*To do*: Write out each line of the listing as it stands, without the images.

---------- Exercise materials

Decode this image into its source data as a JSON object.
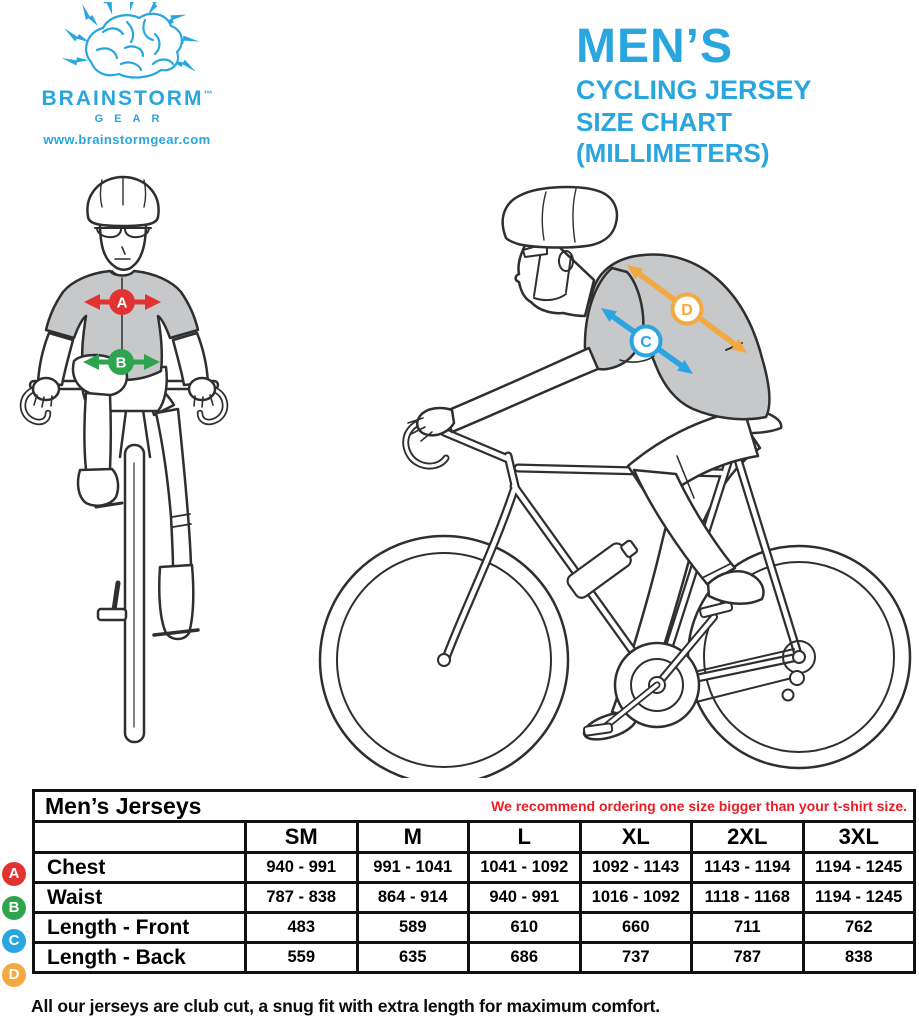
{
  "brand": {
    "name": "BRAINSTORM",
    "tm": "™",
    "sub": "GEAR",
    "url": "www.brainstormgear.com"
  },
  "title": {
    "line1": "MEN’S",
    "line2": "CYCLING JERSEY",
    "line3": "SIZE CHART (MILLIMETERS)"
  },
  "figures": {
    "front": {
      "a": "A",
      "b": "B"
    },
    "side": {
      "c": "C",
      "d": "D"
    }
  },
  "table": {
    "title": "Men’s Jerseys",
    "note": "We recommend ordering one size bigger than your t-shirt size.",
    "sizes": [
      "SM",
      "M",
      "L",
      "XL",
      "2XL",
      "3XL"
    ],
    "rows": [
      {
        "badge": "A",
        "badge_color": "#E23333",
        "label": "Chest",
        "values": [
          "940 - 991",
          "991 - 1041",
          "1041 - 1092",
          "1092 - 1143",
          "1143 - 1194",
          "1194 - 1245"
        ]
      },
      {
        "badge": "B",
        "badge_color": "#2FA44E",
        "label": "Waist",
        "values": [
          "787 - 838",
          "864 - 914",
          "940 - 991",
          "1016 - 1092",
          "1118 - 1168",
          "1194 - 1245"
        ]
      },
      {
        "badge": "C",
        "badge_color": "#2BA5E2",
        "label": "Length - Front",
        "values": [
          "483",
          "589",
          "610",
          "660",
          "711",
          "762"
        ]
      },
      {
        "badge": "D",
        "badge_color": "#F3A942",
        "label": "Length - Back",
        "values": [
          "559",
          "635",
          "686",
          "737",
          "787",
          "838"
        ]
      }
    ]
  },
  "footer": "All our jerseys are club cut, a snug fit with extra length for maximum comfort.",
  "colors": {
    "accent_cyan": "#29A6DE",
    "note_red": "#EC1C24",
    "arrow_a": "#E23333",
    "arrow_b": "#2FA44E",
    "arrow_c": "#2BA5E2",
    "arrow_d": "#F3A942"
  }
}
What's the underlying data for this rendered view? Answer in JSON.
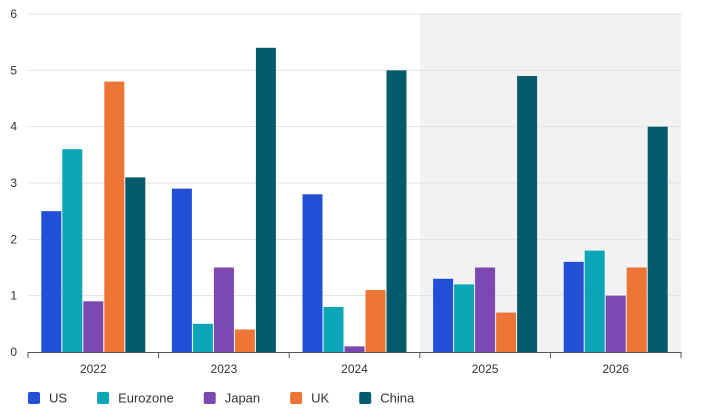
{
  "chart_data": {
    "type": "bar",
    "categories": [
      "2022",
      "2023",
      "2024",
      "2025",
      "2026"
    ],
    "series": [
      {
        "name": "US",
        "color": "#2150d6",
        "values": [
          2.5,
          2.9,
          2.8,
          1.3,
          1.6
        ]
      },
      {
        "name": "Eurozone",
        "color": "#0aa6b8",
        "values": [
          3.6,
          0.5,
          0.8,
          1.2,
          1.8
        ]
      },
      {
        "name": "Japan",
        "color": "#7a48b0",
        "values": [
          0.9,
          1.5,
          0.1,
          1.5,
          1.0
        ]
      },
      {
        "name": "UK",
        "color": "#ec7434",
        "values": [
          4.8,
          0.4,
          1.1,
          0.7,
          1.5
        ]
      },
      {
        "name": "China",
        "color": "#055a6c",
        "values": [
          3.1,
          5.4,
          5.0,
          4.9,
          4.0
        ]
      }
    ],
    "ylim": [
      0,
      6
    ],
    "yticks": [
      0,
      1,
      2,
      3,
      4,
      5,
      6
    ],
    "grid": true,
    "legend_position": "bottom-left",
    "shaded_categories": [
      "2025",
      "2026"
    ],
    "shade_color": "#f2f2f2",
    "title": "",
    "xlabel": "",
    "ylabel": ""
  }
}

--------------------

*Response to this exercise*:
Decode this image into its source data as a JSON object.
{
  "brand": {
    "name": "BRAINSTORM",
    "tm": "™",
    "sub": "GEAR",
    "url": "www.brainstormgear.com"
  },
  "title": {
    "line1": "MEN’S",
    "line2": "CYCLING JERSEY",
    "line3": "SIZE CHART (MILLIMETERS)"
  },
  "figures": {
    "front": {
      "a": "A",
      "b": "B"
    },
    "side": {
      "c": "C",
      "d": "D"
    }
  },
  "table": {
    "title": "Men’s Jerseys",
    "note": "We recommend ordering one size bigger than your t-shirt size.",
    "sizes": [
      "SM",
      "M",
      "L",
      "XL",
      "2XL",
      "3XL"
    ],
    "rows": [
      {
        "badge": "A",
        "badge_color": "#E23333",
        "label": "Chest",
        "values": [
          "940 - 991",
          "991 - 1041",
          "1041 - 1092",
          "1092 - 1143",
          "1143 - 1194",
          "1194 - 1245"
        ]
      },
      {
        "badge": "B",
        "badge_color": "#2FA44E",
        "label": "Waist",
        "values": [
          "787 - 838",
          "864 - 914",
          "940 - 991",
          "1016 - 1092",
          "1118 - 1168",
          "1194 - 1245"
        ]
      },
      {
        "badge": "C",
        "badge_color": "#2BA5E2",
        "label": "Length - Front",
        "values": [
          "483",
          "589",
          "610",
          "660",
          "711",
          "762"
        ]
      },
      {
        "badge": "D",
        "badge_color": "#F3A942",
        "label": "Length - Back",
        "values": [
          "559",
          "635",
          "686",
          "737",
          "787",
          "838"
        ]
      }
    ]
  },
  "footer": "All our jerseys are club cut, a snug fit with extra length for maximum comfort.",
  "colors": {
    "accent_cyan": "#29A6DE",
    "note_red": "#EC1C24",
    "arrow_a": "#E23333",
    "arrow_b": "#2FA44E",
    "arrow_c": "#2BA5E2",
    "arrow_d": "#F3A942"
  }
}
What's the underlying data for this rendered view? Answer in JSON.
{
  "chart_data": {
    "type": "bar",
    "categories": [
      "2022",
      "2023",
      "2024",
      "2025",
      "2026"
    ],
    "series": [
      {
        "name": "US",
        "color": "#2150d6",
        "values": [
          2.5,
          2.9,
          2.8,
          1.3,
          1.6
        ]
      },
      {
        "name": "Eurozone",
        "color": "#0aa6b8",
        "values": [
          3.6,
          0.5,
          0.8,
          1.2,
          1.8
        ]
      },
      {
        "name": "Japan",
        "color": "#7a48b0",
        "values": [
          0.9,
          1.5,
          0.1,
          1.5,
          1.0
        ]
      },
      {
        "name": "UK",
        "color": "#ec7434",
        "values": [
          4.8,
          0.4,
          1.1,
          0.7,
          1.5
        ]
      },
      {
        "name": "China",
        "color": "#055a6c",
        "values": [
          3.1,
          5.4,
          5.0,
          4.9,
          4.0
        ]
      }
    ],
    "ylim": [
      0,
      6
    ],
    "yticks": [
      0,
      1,
      2,
      3,
      4,
      5,
      6
    ],
    "grid": true,
    "legend_position": "bottom-left",
    "shaded_categories": [
      "2025",
      "2026"
    ],
    "shade_color": "#f2f2f2",
    "title": "",
    "xlabel": "",
    "ylabel": ""
  }
}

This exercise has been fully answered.